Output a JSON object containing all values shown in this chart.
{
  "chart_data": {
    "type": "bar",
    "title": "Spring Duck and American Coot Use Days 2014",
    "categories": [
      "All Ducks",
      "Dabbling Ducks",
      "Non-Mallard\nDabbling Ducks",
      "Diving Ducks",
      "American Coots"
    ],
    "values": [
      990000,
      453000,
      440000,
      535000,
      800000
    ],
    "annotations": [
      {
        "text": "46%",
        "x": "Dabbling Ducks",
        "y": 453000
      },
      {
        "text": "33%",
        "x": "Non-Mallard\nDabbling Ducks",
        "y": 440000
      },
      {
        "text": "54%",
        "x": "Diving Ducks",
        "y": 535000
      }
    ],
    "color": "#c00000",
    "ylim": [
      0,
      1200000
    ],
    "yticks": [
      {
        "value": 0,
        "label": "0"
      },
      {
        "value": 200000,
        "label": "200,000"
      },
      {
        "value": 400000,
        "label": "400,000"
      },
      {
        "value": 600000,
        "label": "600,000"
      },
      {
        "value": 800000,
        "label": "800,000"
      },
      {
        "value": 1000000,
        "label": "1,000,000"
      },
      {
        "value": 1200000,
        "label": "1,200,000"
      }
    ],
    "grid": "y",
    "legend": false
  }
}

▸ **DO THIS**: Copy every line of the material, please, keeping it exactly the same.

▸ **THE RESULT**:
Output a JSON object containing all values shown in this chart.
{
  "chart_data": {
    "type": "bar",
    "title": "Spring Duck and American Coot Use Days 2014",
    "categories": [
      "All Ducks",
      "Dabbling Ducks",
      "Non-Mallard\nDabbling Ducks",
      "Diving Ducks",
      "American Coots"
    ],
    "values": [
      990000,
      453000,
      440000,
      535000,
      800000
    ],
    "annotations": [
      {
        "text": "46%",
        "x": "Dabbling Ducks",
        "y": 453000
      },
      {
        "text": "33%",
        "x": "Non-Mallard\nDabbling Ducks",
        "y": 440000
      },
      {
        "text": "54%",
        "x": "Diving Ducks",
        "y": 535000
      }
    ],
    "color": "#c00000",
    "ylim": [
      0,
      1200000
    ],
    "yticks": [
      {
        "value": 0,
        "label": "0"
      },
      {
        "value": 200000,
        "label": "200,000"
      },
      {
        "value": 400000,
        "label": "400,000"
      },
      {
        "value": 600000,
        "label": "600,000"
      },
      {
        "value": 800000,
        "label": "800,000"
      },
      {
        "value": 1000000,
        "label": "1,000,000"
      },
      {
        "value": 1200000,
        "label": "1,200,000"
      }
    ],
    "grid": "y",
    "legend": false
  }
}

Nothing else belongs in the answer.